### REQUIREMENT
Give every entry again, word for word and in full.

### DATASET ROWS
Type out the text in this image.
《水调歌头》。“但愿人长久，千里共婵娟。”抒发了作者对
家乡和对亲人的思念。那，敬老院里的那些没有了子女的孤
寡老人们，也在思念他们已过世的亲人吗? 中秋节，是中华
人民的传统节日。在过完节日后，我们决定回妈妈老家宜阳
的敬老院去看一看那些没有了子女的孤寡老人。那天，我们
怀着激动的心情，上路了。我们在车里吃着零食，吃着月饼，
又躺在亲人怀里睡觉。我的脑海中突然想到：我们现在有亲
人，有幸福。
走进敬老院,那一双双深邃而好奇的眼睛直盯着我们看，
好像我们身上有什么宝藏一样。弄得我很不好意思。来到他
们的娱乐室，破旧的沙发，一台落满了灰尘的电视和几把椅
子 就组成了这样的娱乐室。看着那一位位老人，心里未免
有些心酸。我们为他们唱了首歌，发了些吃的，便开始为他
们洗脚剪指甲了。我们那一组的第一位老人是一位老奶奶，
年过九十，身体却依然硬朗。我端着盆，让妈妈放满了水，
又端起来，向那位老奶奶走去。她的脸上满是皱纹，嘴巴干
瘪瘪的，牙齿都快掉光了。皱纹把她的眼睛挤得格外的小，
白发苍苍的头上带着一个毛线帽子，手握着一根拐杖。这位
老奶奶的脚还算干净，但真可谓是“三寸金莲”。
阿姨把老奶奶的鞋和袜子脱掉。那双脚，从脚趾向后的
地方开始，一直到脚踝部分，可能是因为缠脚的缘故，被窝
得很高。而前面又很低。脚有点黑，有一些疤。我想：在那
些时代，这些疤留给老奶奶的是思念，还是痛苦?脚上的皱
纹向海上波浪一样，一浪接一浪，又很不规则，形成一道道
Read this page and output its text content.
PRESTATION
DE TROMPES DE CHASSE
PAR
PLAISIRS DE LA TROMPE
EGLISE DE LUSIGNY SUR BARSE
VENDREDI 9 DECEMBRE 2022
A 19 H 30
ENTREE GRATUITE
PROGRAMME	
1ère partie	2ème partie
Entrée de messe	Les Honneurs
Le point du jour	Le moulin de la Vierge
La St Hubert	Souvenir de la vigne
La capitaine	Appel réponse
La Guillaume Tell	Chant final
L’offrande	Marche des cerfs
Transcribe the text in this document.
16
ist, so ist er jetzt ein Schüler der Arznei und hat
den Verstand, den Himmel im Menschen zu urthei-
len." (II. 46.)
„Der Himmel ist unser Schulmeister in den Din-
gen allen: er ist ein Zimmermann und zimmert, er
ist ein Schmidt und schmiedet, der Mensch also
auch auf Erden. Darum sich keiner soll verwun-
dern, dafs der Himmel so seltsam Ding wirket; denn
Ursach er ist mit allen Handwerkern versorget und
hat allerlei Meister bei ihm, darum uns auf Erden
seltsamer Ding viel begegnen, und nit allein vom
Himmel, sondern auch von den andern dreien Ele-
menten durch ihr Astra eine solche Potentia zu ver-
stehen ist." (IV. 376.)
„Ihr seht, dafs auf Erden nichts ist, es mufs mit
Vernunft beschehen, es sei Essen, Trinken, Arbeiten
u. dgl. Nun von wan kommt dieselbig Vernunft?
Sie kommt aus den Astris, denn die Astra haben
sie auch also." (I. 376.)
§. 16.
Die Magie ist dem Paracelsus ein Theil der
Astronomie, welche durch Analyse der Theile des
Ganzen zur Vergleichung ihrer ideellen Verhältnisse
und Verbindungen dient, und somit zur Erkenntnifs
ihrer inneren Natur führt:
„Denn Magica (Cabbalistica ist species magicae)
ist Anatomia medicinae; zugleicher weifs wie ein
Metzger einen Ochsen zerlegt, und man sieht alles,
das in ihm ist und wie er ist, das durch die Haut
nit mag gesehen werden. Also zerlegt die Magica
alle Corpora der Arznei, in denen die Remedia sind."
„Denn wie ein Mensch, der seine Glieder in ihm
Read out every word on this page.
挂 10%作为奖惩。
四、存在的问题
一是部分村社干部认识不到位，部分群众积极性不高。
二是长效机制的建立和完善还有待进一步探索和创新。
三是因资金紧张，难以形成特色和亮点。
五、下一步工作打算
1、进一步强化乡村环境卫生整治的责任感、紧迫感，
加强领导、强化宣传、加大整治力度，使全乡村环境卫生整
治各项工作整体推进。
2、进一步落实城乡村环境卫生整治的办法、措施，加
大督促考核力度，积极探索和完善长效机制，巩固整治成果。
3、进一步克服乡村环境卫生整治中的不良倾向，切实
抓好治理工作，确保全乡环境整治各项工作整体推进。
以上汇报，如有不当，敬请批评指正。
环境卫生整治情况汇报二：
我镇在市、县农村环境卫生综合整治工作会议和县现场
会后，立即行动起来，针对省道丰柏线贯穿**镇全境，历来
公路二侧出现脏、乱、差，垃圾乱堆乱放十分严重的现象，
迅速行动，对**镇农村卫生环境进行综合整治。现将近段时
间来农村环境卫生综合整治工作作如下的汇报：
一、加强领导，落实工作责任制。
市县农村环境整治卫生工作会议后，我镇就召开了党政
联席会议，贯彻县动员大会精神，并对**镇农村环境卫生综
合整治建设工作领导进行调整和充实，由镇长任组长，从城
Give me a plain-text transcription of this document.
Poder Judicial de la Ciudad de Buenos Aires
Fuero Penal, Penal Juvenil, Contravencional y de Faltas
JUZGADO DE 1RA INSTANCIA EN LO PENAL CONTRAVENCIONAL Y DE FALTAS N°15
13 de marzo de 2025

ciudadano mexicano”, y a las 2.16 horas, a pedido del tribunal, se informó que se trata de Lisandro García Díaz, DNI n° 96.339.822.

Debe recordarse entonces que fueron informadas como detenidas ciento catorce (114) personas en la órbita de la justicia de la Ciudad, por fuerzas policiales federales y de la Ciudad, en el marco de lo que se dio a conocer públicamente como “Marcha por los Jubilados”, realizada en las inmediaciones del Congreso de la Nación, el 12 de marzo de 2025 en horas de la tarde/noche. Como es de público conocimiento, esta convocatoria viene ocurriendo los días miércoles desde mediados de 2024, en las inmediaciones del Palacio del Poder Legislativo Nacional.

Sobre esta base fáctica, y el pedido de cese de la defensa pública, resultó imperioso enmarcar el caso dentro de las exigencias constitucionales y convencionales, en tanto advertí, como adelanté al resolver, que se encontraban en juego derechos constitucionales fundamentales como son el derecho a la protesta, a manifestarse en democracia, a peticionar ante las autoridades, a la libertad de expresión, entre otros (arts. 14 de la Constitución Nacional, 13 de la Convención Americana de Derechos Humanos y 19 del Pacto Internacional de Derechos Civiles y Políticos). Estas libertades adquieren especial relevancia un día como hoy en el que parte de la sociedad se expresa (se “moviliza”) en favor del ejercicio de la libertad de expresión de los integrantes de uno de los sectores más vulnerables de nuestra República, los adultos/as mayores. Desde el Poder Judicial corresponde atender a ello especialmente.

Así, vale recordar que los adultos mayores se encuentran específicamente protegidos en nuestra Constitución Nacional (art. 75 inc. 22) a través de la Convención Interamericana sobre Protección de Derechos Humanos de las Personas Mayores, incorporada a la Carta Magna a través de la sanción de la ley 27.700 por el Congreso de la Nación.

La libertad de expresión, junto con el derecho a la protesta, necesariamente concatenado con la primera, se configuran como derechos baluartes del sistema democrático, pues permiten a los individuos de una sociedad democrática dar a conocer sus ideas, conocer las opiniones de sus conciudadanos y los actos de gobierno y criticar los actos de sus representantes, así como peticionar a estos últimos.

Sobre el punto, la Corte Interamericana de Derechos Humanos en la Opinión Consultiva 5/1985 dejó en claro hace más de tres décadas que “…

### TASK SOLUTION
Type out the text in this image.
《水调歌头》。“但愿人长久，千里共婵娟。”抒发了作者对
家乡和对亲人的思念。那，敬老院里的那些没有了子女的孤
寡老人们，也在思念他们已过世的亲人吗? 中秋节，是中华
人民的传统节日。在过完节日后，我们决定回妈妈老家宜阳
的敬老院去看一看那些没有了子女的孤寡老人。那天，我们
怀着激动的心情，上路了。我们在车里吃着零食，吃着月饼，
又躺在亲人怀里睡觉。我的脑海中突然想到：我们现在有亲
人，有幸福。
走进敬老院,那一双双深邃而好奇的眼睛直盯着我们看，
好像我们身上有什么宝藏一样。弄得我很不好意思。来到他
们的娱乐室，破旧的沙发，一台落满了灰尘的电视和几把椅
子 就组成了这样的娱乐室。看着那一位位老人，心里未免
有些心酸。我们为他们唱了首歌，发了些吃的，便开始为他
们洗脚剪指甲了。我们那一组的第一位老人是一位老奶奶，
年过九十，身体却依然硬朗。我端着盆，让妈妈放满了水，
又端起来，向那位老奶奶走去。她的脸上满是皱纹，嘴巴干
瘪瘪的，牙齿都快掉光了。皱纹把她的眼睛挤得格外的小，
白发苍苍的头上带着一个毛线帽子，手握着一根拐杖。这位
老奶奶的脚还算干净，但真可谓是“三寸金莲”。
阿姨把老奶奶的鞋和袜子脱掉。那双脚，从脚趾向后的
地方开始，一直到脚踝部分，可能是因为缠脚的缘故，被窝
得很高。而前面又很低。脚有点黑，有一些疤。我想：在那
些时代，这些疤留给老奶奶的是思念，还是痛苦?脚上的皱
纹向海上波浪一样，一浪接一浪，又很不规则，形成一道道
Read this page and output its text content.
PRESTATION
DE TROMPES DE CHASSE
PAR
PLAISIRS DE LA TROMPE
EGLISE DE LUSIGNY SUR BARSE
VENDREDI 9 DECEMBRE 2022
A 19 H 30
ENTREE GRATUITE
PROGRAMME	
1ère partie	2ème partie
Entrée de messe	Les Honneurs
Le point du jour	Le moulin de la Vierge
La St Hubert	Souvenir de la vigne
La capitaine	Appel réponse
La Guillaume Tell	Chant final
L’offrande	Marche des cerfs
Transcribe the text in this document.
16
ist, so ist er jetzt ein Schüler der Arznei und hat
den Verstand, den Himmel im Menschen zu urthei-
len." (II. 46.)
„Der Himmel ist unser Schulmeister in den Din-
gen allen: er ist ein Zimmermann und zimmert, er
ist ein Schmidt und schmiedet, der Mensch also
auch auf Erden. Darum sich keiner soll verwun-
dern, dafs der Himmel so seltsam Ding wirket; denn
Ursach er ist mit allen Handwerkern versorget und
hat allerlei Meister bei ihm, darum uns auf Erden
seltsamer Ding viel begegnen, und nit allein vom
Himmel, sondern auch von den andern dreien Ele-
menten durch ihr Astra eine solche Potentia zu ver-
stehen ist." (IV. 376.)
„Ihr seht, dafs auf Erden nichts ist, es mufs mit
Vernunft beschehen, es sei Essen, Trinken, Arbeiten
u. dgl. Nun von wan kommt dieselbig Vernunft?
Sie kommt aus den Astris, denn die Astra haben
sie auch also." (I. 376.)
§. 16.
Die Magie ist dem Paracelsus ein Theil der
Astronomie, welche durch Analyse der Theile des
Ganzen zur Vergleichung ihrer ideellen Verhältnisse
und Verbindungen dient, und somit zur Erkenntnifs
ihrer inneren Natur führt:
„Denn Magica (Cabbalistica ist species magicae)
ist Anatomia medicinae; zugleicher weifs wie ein
Metzger einen Ochsen zerlegt, und man sieht alles,
das in ihm ist und wie er ist, das durch die Haut
nit mag gesehen werden. Also zerlegt die Magica
alle Corpora der Arznei, in denen die Remedia sind."
„Denn wie ein Mensch, der seine Glieder in ihm
Read out every word on this page.
挂 10%作为奖惩。
四、存在的问题
一是部分村社干部认识不到位，部分群众积极性不高。
二是长效机制的建立和完善还有待进一步探索和创新。
三是因资金紧张，难以形成特色和亮点。
五、下一步工作打算
1、进一步强化乡村环境卫生整治的责任感、紧迫感，
加强领导、强化宣传、加大整治力度，使全乡村环境卫生整
治各项工作整体推进。
2、进一步落实城乡村环境卫生整治的办法、措施，加
大督促考核力度，积极探索和完善长效机制，巩固整治成果。
3、进一步克服乡村环境卫生整治中的不良倾向，切实
抓好治理工作，确保全乡环境整治各项工作整体推进。
以上汇报，如有不当，敬请批评指正。
环境卫生整治情况汇报二：
我镇在市、县农村环境卫生综合整治工作会议和县现场
会后，立即行动起来，针对省道丰柏线贯穿**镇全境，历来
公路二侧出现脏、乱、差，垃圾乱堆乱放十分严重的现象，
迅速行动，对**镇农村卫生环境进行综合整治。现将近段时
间来农村环境卫生综合整治工作作如下的汇报：
一、加强领导，落实工作责任制。
市县农村环境整治卫生工作会议后，我镇就召开了党政
联席会议，贯彻县动员大会精神，并对**镇农村环境卫生综
合整治建设工作领导进行调整和充实，由镇长任组长，从城
Give me a plain-text transcription of this document.
Poder Judicial de la Ciudad de Buenos Aires
Fuero Penal, Penal Juvenil, Contravencional y de Faltas
JUZGADO DE 1RA INSTANCIA EN LO PENAL CONTRAVENCIONAL Y DE FALTAS N°15
13 de marzo de 2025

ciudadano mexicano”, y a las 2.16 horas, a pedido del tribunal, se informó que se trata de Lisandro García Díaz, DNI n° 96.339.822.

Debe recordarse entonces que fueron informadas como detenidas ciento catorce (114) personas en la órbita de la justicia de la Ciudad, por fuerzas policiales federales y de la Ciudad, en el marco de lo que se dio a conocer públicamente como “Marcha por los Jubilados”, realizada en las inmediaciones del Congreso de la Nación, el 12 de marzo de 2025 en horas de la tarde/noche. Como es de público conocimiento, esta convocatoria viene ocurriendo los días miércoles desde mediados de 2024, en las inmediaciones del Palacio del Poder Legislativo Nacional.

Sobre esta base fáctica, y el pedido de cese de la defensa pública, resultó imperioso enmarcar el caso dentro de las exigencias constitucionales y convencionales, en tanto advertí, como adelanté al resolver, que se encontraban en juego derechos constitucionales fundamentales como son el derecho a la protesta, a manifestarse en democracia, a peticionar ante las autoridades, a la libertad de expresión, entre otros (arts. 14 de la Constitución Nacional, 13 de la Convención Americana de Derechos Humanos y 19 del Pacto Internacional de Derechos Civiles y Políticos). Estas libertades adquieren especial relevancia un día como hoy en el que parte de la sociedad se expresa (se “moviliza”) en favor del ejercicio de la libertad de expresión de los integrantes de uno de los sectores más vulnerables de nuestra República, los adultos/as mayores. Desde el Poder Judicial corresponde atender a ello especialmente.

Así, vale recordar que los adultos mayores se encuentran específicamente protegidos en nuestra Constitución Nacional (art. 75 inc. 22) a través de la Convención Interamericana sobre Protección de Derechos Humanos de las Personas Mayores, incorporada a la Carta Magna a través de la sanción de la ley 27.700 por el Congreso de la Nación.

La libertad de expresión, junto con el derecho a la protesta, necesariamente concatenado con la primera, se configuran como derechos baluartes del sistema democrático, pues permiten a los individuos de una sociedad democrática dar a conocer sus ideas, conocer las opiniones de sus conciudadanos y los actos de gobierno y criticar los actos de sus representantes, así como peticionar a estos últimos.

Sobre el punto, la Corte Interamericana de Derechos Humanos en la Opinión Consultiva 5/1985 dejó en claro hace más de tres décadas que “…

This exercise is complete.